• _TASK BRIEF_: Your task is to give the number of lines in the listing that include "title", and nothing else.

Start of STORED RECORDS

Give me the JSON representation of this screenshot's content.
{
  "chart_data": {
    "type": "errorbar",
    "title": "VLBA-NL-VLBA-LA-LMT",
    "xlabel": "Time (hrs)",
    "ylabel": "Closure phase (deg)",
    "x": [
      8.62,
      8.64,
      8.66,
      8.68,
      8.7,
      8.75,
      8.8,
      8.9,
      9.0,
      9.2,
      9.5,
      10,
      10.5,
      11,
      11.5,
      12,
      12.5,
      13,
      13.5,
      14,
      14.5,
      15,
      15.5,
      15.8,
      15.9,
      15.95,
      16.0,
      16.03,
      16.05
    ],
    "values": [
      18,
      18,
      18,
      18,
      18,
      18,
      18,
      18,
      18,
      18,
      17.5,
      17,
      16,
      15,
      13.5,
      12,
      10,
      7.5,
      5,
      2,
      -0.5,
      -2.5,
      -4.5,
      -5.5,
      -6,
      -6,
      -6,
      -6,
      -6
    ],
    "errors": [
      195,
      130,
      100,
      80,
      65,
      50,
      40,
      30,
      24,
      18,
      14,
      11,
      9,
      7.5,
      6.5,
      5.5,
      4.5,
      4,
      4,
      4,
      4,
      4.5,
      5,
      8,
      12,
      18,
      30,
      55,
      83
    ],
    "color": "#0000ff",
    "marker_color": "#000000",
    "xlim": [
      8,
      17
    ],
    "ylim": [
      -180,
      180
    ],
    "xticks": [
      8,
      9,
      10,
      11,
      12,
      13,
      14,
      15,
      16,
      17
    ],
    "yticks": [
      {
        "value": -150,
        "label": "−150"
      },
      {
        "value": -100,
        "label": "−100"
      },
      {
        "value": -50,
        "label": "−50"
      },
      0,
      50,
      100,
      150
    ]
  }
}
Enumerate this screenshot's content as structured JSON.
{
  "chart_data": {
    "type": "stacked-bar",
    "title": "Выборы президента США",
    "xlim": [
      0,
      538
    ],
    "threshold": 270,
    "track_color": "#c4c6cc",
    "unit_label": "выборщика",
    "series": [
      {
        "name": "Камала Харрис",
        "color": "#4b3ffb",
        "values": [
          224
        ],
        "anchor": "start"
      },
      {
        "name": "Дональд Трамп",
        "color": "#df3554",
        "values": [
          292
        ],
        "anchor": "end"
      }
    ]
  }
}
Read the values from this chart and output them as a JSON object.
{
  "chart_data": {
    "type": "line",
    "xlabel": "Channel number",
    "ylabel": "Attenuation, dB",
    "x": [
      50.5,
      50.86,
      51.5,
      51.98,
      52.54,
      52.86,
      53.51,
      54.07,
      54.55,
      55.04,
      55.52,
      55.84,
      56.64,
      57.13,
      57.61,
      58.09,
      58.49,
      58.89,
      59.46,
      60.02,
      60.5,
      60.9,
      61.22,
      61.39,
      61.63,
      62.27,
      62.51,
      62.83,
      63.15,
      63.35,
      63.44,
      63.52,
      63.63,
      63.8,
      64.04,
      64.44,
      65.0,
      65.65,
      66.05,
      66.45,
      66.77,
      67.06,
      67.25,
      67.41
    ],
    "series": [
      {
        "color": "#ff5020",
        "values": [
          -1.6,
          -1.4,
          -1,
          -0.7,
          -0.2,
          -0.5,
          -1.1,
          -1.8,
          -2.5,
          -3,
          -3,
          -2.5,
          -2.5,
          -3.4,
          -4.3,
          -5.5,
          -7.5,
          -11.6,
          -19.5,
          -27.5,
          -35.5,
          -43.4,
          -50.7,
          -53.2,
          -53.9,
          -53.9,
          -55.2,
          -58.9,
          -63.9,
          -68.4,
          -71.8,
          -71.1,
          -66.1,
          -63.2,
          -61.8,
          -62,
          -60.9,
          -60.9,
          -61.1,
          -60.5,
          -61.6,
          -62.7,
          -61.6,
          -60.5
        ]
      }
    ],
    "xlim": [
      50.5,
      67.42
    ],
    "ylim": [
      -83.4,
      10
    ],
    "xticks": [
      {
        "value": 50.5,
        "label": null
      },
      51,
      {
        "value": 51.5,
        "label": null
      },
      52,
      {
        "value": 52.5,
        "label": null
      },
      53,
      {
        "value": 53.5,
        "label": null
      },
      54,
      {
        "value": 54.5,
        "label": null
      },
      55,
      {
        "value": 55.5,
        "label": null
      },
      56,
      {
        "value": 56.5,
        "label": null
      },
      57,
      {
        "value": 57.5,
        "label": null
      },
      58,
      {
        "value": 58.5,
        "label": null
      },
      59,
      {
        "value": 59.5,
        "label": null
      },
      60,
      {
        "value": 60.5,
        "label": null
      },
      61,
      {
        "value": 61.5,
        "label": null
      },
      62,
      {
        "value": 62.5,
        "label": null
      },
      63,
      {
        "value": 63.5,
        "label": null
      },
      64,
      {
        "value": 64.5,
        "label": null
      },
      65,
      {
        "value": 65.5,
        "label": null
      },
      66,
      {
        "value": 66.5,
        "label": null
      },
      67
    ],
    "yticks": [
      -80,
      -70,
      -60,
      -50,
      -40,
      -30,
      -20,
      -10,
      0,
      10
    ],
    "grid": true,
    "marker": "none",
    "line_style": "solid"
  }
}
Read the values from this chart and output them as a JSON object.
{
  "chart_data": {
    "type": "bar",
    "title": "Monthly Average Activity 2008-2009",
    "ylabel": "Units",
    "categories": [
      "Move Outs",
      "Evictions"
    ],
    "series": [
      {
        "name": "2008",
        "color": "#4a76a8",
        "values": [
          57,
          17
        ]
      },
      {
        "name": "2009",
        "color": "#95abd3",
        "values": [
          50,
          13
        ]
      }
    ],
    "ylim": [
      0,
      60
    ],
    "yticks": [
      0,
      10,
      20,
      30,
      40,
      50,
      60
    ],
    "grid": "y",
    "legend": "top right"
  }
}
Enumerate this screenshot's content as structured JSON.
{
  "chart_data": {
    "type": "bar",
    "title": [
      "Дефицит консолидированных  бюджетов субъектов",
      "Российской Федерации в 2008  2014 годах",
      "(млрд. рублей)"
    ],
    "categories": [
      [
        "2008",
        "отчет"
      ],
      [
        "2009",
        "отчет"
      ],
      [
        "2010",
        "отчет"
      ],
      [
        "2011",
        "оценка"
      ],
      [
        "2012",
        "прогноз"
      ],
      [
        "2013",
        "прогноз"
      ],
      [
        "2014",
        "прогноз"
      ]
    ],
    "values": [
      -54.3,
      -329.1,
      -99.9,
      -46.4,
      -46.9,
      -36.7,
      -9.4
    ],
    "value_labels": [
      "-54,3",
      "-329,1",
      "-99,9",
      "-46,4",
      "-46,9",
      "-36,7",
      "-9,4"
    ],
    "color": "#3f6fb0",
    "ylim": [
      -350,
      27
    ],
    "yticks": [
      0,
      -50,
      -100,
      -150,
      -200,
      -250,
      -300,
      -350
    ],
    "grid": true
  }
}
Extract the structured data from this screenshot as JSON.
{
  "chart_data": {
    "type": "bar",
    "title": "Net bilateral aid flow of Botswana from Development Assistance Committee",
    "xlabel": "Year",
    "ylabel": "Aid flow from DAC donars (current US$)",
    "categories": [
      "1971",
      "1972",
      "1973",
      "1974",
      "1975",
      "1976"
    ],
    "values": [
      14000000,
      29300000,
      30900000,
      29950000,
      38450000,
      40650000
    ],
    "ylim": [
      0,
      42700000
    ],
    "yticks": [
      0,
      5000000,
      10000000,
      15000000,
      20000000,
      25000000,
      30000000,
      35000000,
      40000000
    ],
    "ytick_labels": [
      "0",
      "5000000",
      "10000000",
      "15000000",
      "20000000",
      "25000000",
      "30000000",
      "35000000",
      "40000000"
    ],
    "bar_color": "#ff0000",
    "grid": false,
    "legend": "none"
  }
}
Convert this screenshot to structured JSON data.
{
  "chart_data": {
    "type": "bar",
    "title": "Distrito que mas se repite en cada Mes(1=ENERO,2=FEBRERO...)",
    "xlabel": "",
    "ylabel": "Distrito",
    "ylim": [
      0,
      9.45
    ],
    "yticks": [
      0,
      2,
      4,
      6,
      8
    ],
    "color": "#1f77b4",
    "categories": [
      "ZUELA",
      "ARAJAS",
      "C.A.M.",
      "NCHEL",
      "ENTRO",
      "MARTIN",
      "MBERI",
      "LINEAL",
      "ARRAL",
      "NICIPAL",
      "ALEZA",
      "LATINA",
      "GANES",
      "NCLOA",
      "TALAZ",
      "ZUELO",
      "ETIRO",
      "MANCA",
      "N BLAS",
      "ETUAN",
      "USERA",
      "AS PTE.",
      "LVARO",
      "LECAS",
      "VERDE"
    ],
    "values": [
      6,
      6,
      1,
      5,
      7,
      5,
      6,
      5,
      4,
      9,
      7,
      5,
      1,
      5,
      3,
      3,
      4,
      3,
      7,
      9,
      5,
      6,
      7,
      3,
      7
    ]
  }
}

End of STORED RECORDS

• _TASK SOLUTION_: 6